(Collected data)
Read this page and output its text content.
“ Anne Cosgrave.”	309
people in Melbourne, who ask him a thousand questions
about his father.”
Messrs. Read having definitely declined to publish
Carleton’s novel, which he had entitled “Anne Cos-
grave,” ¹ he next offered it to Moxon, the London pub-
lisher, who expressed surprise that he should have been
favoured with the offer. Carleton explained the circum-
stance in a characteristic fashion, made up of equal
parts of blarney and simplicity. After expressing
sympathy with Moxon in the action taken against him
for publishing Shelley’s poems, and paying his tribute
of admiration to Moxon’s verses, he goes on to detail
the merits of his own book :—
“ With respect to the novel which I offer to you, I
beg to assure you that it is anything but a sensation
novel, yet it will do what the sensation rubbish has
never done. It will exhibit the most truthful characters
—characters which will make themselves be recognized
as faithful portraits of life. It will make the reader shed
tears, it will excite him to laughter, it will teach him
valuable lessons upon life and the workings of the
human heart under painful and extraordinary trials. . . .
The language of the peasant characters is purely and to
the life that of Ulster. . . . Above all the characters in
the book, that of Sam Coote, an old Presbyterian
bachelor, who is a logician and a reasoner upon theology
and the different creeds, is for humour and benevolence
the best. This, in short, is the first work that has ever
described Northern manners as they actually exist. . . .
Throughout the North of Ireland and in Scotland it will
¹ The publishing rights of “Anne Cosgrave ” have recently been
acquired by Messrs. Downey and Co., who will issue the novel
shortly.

Task to carry out: Output every entry shown above, exactly.

Task solution:
Read this page and output its text content.
“ Anne Cosgrave.”	309
people in Melbourne, who ask him a thousand questions
about his father.”
Messrs. Read having definitely declined to publish
Carleton’s novel, which he had entitled “Anne Cos-
grave,” ¹ he next offered it to Moxon, the London pub-
lisher, who expressed surprise that he should have been
favoured with the offer. Carleton explained the circum-
stance in a characteristic fashion, made up of equal
parts of blarney and simplicity. After expressing
sympathy with Moxon in the action taken against him
for publishing Shelley’s poems, and paying his tribute
of admiration to Moxon’s verses, he goes on to detail
the merits of his own book :—
“ With respect to the novel which I offer to you, I
beg to assure you that it is anything but a sensation
novel, yet it will do what the sensation rubbish has
never done. It will exhibit the most truthful characters
—characters which will make themselves be recognized
as faithful portraits of life. It will make the reader shed
tears, it will excite him to laughter, it will teach him
valuable lessons upon life and the workings of the
human heart under painful and extraordinary trials. . . .
The language of the peasant characters is purely and to
the life that of Ulster. . . . Above all the characters in
the book, that of Sam Coote, an old Presbyterian
bachelor, who is a logician and a reasoner upon theology
and the different creeds, is for humour and benevolence
the best. This, in short, is the first work that has ever
described Northern manners as they actually exist. . . .
Throughout the North of Ireland and in Scotland it will
¹ The publishing rights of “Anne Cosgrave ” have recently been
acquired by Messrs. Downey and Co., who will issue the novel
shortly.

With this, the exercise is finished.